▶ [Brief]
Can you reproduce all of the material below line for line, changing nothing?

^^^^^^^^^^^^^^^^

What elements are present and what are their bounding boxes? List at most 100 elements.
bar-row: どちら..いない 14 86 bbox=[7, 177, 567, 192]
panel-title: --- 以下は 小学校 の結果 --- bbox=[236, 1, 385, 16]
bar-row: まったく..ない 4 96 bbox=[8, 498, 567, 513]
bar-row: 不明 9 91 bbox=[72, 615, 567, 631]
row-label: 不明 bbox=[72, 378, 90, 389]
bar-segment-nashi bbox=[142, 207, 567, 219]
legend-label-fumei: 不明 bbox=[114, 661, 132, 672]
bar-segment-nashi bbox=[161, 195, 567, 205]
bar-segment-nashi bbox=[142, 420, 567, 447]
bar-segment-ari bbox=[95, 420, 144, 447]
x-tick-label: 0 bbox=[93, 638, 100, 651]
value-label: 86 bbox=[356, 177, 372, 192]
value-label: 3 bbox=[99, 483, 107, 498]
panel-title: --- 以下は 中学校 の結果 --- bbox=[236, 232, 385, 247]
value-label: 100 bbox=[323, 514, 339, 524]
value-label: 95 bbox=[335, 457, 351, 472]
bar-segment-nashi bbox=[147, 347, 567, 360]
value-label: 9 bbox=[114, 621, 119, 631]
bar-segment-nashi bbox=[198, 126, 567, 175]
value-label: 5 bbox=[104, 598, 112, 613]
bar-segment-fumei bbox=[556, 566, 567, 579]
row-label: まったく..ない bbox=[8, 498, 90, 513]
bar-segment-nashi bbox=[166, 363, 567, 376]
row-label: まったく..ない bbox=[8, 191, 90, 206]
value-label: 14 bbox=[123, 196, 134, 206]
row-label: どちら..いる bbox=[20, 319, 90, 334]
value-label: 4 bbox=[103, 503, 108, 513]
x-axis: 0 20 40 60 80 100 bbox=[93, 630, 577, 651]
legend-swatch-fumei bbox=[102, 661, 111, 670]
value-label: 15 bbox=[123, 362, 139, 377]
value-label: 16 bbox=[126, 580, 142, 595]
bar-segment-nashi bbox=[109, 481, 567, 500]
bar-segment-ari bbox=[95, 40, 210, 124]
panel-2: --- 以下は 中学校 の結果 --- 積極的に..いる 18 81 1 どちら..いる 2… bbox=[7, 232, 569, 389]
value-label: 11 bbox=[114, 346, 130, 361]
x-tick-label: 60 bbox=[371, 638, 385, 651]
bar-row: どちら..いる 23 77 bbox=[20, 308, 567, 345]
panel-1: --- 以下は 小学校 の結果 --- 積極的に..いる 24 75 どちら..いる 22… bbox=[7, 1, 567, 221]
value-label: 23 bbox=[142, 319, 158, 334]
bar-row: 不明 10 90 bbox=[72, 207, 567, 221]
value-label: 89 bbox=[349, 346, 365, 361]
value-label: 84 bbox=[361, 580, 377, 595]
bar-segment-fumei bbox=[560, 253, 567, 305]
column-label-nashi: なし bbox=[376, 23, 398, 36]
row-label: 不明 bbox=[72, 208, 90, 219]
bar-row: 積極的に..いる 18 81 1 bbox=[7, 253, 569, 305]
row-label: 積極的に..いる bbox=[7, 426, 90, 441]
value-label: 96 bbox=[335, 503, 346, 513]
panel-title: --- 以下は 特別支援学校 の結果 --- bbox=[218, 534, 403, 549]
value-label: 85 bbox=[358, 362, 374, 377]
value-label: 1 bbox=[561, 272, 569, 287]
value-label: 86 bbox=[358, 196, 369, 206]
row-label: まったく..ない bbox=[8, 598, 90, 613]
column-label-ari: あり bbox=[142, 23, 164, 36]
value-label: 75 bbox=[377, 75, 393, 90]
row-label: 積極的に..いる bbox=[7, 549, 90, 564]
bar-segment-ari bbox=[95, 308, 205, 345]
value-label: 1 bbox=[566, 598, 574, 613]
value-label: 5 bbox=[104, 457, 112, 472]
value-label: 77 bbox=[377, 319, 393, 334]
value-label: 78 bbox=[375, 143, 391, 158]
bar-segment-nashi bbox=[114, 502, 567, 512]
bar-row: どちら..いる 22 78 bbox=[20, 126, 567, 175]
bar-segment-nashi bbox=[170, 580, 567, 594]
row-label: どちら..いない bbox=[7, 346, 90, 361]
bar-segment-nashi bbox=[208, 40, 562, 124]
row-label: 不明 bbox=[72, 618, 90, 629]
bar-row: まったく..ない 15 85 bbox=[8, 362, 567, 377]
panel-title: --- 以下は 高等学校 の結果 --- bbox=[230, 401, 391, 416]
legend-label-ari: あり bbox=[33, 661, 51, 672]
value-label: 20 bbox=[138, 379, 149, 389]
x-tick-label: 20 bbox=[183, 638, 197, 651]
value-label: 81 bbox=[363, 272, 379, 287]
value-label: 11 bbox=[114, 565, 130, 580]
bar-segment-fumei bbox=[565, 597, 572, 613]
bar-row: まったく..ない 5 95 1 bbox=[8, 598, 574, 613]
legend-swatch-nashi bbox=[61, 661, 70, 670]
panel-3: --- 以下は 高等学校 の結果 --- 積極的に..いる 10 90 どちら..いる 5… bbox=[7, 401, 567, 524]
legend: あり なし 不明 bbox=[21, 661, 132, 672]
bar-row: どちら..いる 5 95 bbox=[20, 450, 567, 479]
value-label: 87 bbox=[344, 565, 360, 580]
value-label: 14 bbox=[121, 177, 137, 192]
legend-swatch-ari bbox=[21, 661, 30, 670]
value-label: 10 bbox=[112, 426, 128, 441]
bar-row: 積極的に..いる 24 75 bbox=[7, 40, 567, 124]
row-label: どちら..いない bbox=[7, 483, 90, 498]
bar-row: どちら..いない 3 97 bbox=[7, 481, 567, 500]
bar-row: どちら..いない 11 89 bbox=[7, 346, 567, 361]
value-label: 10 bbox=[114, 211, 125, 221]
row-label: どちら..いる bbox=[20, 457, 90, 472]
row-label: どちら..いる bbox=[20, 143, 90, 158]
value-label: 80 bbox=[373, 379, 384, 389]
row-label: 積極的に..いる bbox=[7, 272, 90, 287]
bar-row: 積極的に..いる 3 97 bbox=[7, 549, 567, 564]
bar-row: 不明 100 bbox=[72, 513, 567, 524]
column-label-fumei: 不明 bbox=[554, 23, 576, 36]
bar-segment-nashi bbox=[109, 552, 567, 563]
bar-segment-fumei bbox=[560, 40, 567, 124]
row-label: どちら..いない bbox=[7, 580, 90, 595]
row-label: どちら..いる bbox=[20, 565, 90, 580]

^^^^^^^^^^^^^^^^

▶ [Output below]
What elements are present and what are their bounding boxes? List at most 100 elements.
bar-row: どちら..いない 14 86 bbox=[7, 177, 567, 192]
panel-title: --- 以下は 小学校 の結果 --- bbox=[236, 1, 385, 16]
bar-row: まったく..ない 4 96 bbox=[8, 498, 567, 513]
bar-row: 不明 9 91 bbox=[72, 615, 567, 631]
row-label: 不明 bbox=[72, 378, 90, 389]
bar-segment-nashi bbox=[142, 207, 567, 219]
legend-label-fumei: 不明 bbox=[114, 661, 132, 672]
bar-segment-nashi bbox=[161, 195, 567, 205]
bar-segment-nashi bbox=[142, 420, 567, 447]
bar-segment-ari bbox=[95, 420, 144, 447]
x-tick-label: 0 bbox=[93, 638, 100, 651]
value-label: 86 bbox=[356, 177, 372, 192]
value-label: 3 bbox=[99, 483, 107, 498]
panel-title: --- 以下は 中学校 の結果 --- bbox=[236, 232, 385, 247]
value-label: 100 bbox=[323, 514, 339, 524]
value-label: 95 bbox=[335, 457, 351, 472]
bar-segment-nashi bbox=[147, 347, 567, 360]
value-label: 9 bbox=[114, 621, 119, 631]
bar-segment-nashi bbox=[198, 126, 567, 175]
value-label: 5 bbox=[104, 598, 112, 613]
bar-segment-fumei bbox=[556, 566, 567, 579]
row-label: まったく..ない bbox=[8, 498, 90, 513]
bar-segment-nashi bbox=[166, 363, 567, 376]
row-label: まったく..ない bbox=[8, 191, 90, 206]
value-label: 14 bbox=[123, 196, 134, 206]
row-label: どちら..いる bbox=[20, 319, 90, 334]
value-label: 4 bbox=[103, 503, 108, 513]
x-axis: 0 20 40 60 80 100 bbox=[93, 630, 577, 651]
legend-swatch-fumei bbox=[102, 661, 111, 670]
value-label: 15 bbox=[123, 362, 139, 377]
value-label: 16 bbox=[126, 580, 142, 595]
bar-segment-nashi bbox=[109, 481, 567, 500]
bar-segment-ari bbox=[95, 40, 210, 124]
panel-2: --- 以下は 中学校 の結果 --- 積極的に..いる 18 81 1 どちら..いる 2… bbox=[7, 232, 569, 389]
value-label: 11 bbox=[114, 346, 130, 361]
x-tick-label: 60 bbox=[371, 638, 385, 651]
bar-row: どちら..いる 23 77 bbox=[20, 308, 567, 345]
panel-1: --- 以下は 小学校 の結果 --- 積極的に..いる 24 75 どちら..いる 22… bbox=[7, 1, 567, 221]
value-label: 23 bbox=[142, 319, 158, 334]
bar-row: 不明 10 90 bbox=[72, 207, 567, 221]
value-label: 89 bbox=[349, 346, 365, 361]
value-label: 84 bbox=[361, 580, 377, 595]
bar-segment-fumei bbox=[560, 253, 567, 305]
column-label-nashi: なし bbox=[376, 23, 398, 36]
row-label: 不明 bbox=[72, 208, 90, 219]
bar-row: 積極的に..いる 18 81 1 bbox=[7, 253, 569, 305]
row-label: 積極的に..いる bbox=[7, 426, 90, 441]
value-label: 96 bbox=[335, 503, 346, 513]
panel-title: --- 以下は 特別支援学校 の結果 --- bbox=[218, 534, 403, 549]
value-label: 85 bbox=[358, 362, 374, 377]
value-label: 1 bbox=[561, 272, 569, 287]
value-label: 86 bbox=[358, 196, 369, 206]
row-label: まったく..ない bbox=[8, 598, 90, 613]
column-label-ari: あり bbox=[142, 23, 164, 36]
value-label: 75 bbox=[377, 75, 393, 90]
row-label: 積極的に..いる bbox=[7, 549, 90, 564]
bar-segment-ari bbox=[95, 308, 205, 345]
value-label: 1 bbox=[566, 598, 574, 613]
value-label: 5 bbox=[104, 457, 112, 472]
value-label: 77 bbox=[377, 319, 393, 334]
value-label: 78 bbox=[375, 143, 391, 158]
bar-segment-nashi bbox=[114, 502, 567, 512]
bar-row: どちら..いる 22 78 bbox=[20, 126, 567, 175]
bar-segment-nashi bbox=[170, 580, 567, 594]
row-label: どちら..いない bbox=[7, 346, 90, 361]
bar-segment-nashi bbox=[208, 40, 562, 124]
row-label: 不明 bbox=[72, 618, 90, 629]
bar-row: まったく..ない 15 85 bbox=[8, 362, 567, 377]
panel-title: --- 以下は 高等学校 の結果 --- bbox=[230, 401, 391, 416]
legend-label-ari: あり bbox=[33, 661, 51, 672]
value-label: 20 bbox=[138, 379, 149, 389]
x-tick-label: 20 bbox=[183, 638, 197, 651]
value-label: 81 bbox=[363, 272, 379, 287]
value-label: 11 bbox=[114, 565, 130, 580]
bar-segment-fumei bbox=[565, 597, 572, 613]
bar-row: まったく..ない 5 95 1 bbox=[8, 598, 574, 613]
legend-swatch-nashi bbox=[61, 661, 70, 670]
panel-3: --- 以下は 高等学校 の結果 --- 積極的に..いる 10 90 どちら..いる 5… bbox=[7, 401, 567, 524]
legend: あり なし 不明 bbox=[21, 661, 132, 672]
bar-row: どちら..いる 5 95 bbox=[20, 450, 567, 479]
value-label: 87 bbox=[344, 565, 360, 580]
value-label: 14 bbox=[121, 177, 137, 192]
legend-swatch-ari bbox=[21, 661, 30, 670]
value-label: 10 bbox=[112, 426, 128, 441]
bar-row: 積極的に..いる 24 75 bbox=[7, 40, 567, 124]
row-label: どちら..いない bbox=[7, 483, 90, 498]
bar-row: どちら..いない 3 97 bbox=[7, 481, 567, 500]
bar-row: どちら..いない 11 89 bbox=[7, 346, 567, 361]
value-label: 10 bbox=[114, 211, 125, 221]
row-label: どちら..いる bbox=[20, 457, 90, 472]
row-label: どちら..いる bbox=[20, 143, 90, 158]
value-label: 80 bbox=[373, 379, 384, 389]
row-label: 積極的に..いる bbox=[7, 272, 90, 287]
bar-row: 積極的に..いる 3 97 bbox=[7, 549, 567, 564]
bar-row: 不明 100 bbox=[72, 513, 567, 524]
column-label-fumei: 不明 bbox=[554, 23, 576, 36]
bar-segment-nashi bbox=[109, 552, 567, 563]
bar-segment-fumei bbox=[560, 40, 567, 124]
row-label: どちら..いない bbox=[7, 580, 90, 595]
row-label: どちら..いる bbox=[20, 565, 90, 580]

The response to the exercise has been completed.